**Records:**
####################
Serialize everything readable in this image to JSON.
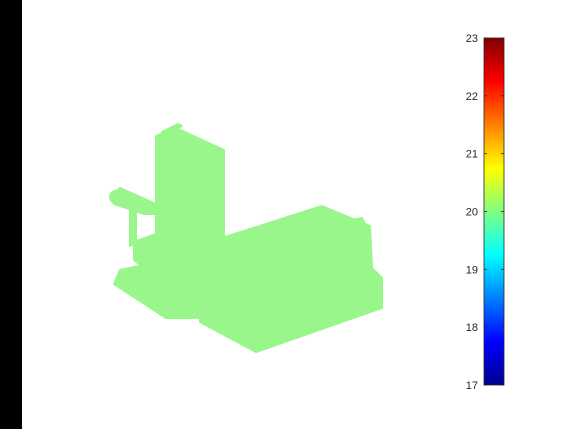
{
  "chart_data": {
    "type": "heatmap",
    "description_values": {
      "uniform_value": 20.1
    },
    "colorbar": {
      "colormap": "jet",
      "limits": [
        17,
        23
      ],
      "ticks": [
        17,
        18,
        19,
        20,
        21,
        22,
        23
      ],
      "tick_labels": [
        "17",
        "18",
        "19",
        "20",
        "21",
        "22",
        "23"
      ]
    },
    "title": "",
    "xlabel": "",
    "ylabel": "",
    "grid": false,
    "legend": "none",
    "colors": {
      "figure_background": "#ffffff",
      "outer_background": "#000000",
      "object_fill": "#98f68a",
      "tick_text": "#262626"
    }
  }
}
####################
**WHAT IS ASKED:** Repeat each entry above word for word, leaving every picture out.

**THE COMPLETED TASK:**
Serialize everything readable in this image to JSON.
{
  "chart_data": {
    "type": "heatmap",
    "description_values": {
      "uniform_value": 20.1
    },
    "colorbar": {
      "colormap": "jet",
      "limits": [
        17,
        23
      ],
      "ticks": [
        17,
        18,
        19,
        20,
        21,
        22,
        23
      ],
      "tick_labels": [
        "17",
        "18",
        "19",
        "20",
        "21",
        "22",
        "23"
      ]
    },
    "title": "",
    "xlabel": "",
    "ylabel": "",
    "grid": false,
    "legend": "none",
    "colors": {
      "figure_background": "#ffffff",
      "outer_background": "#000000",
      "object_fill": "#98f68a",
      "tick_text": "#262626"
    }
  }
}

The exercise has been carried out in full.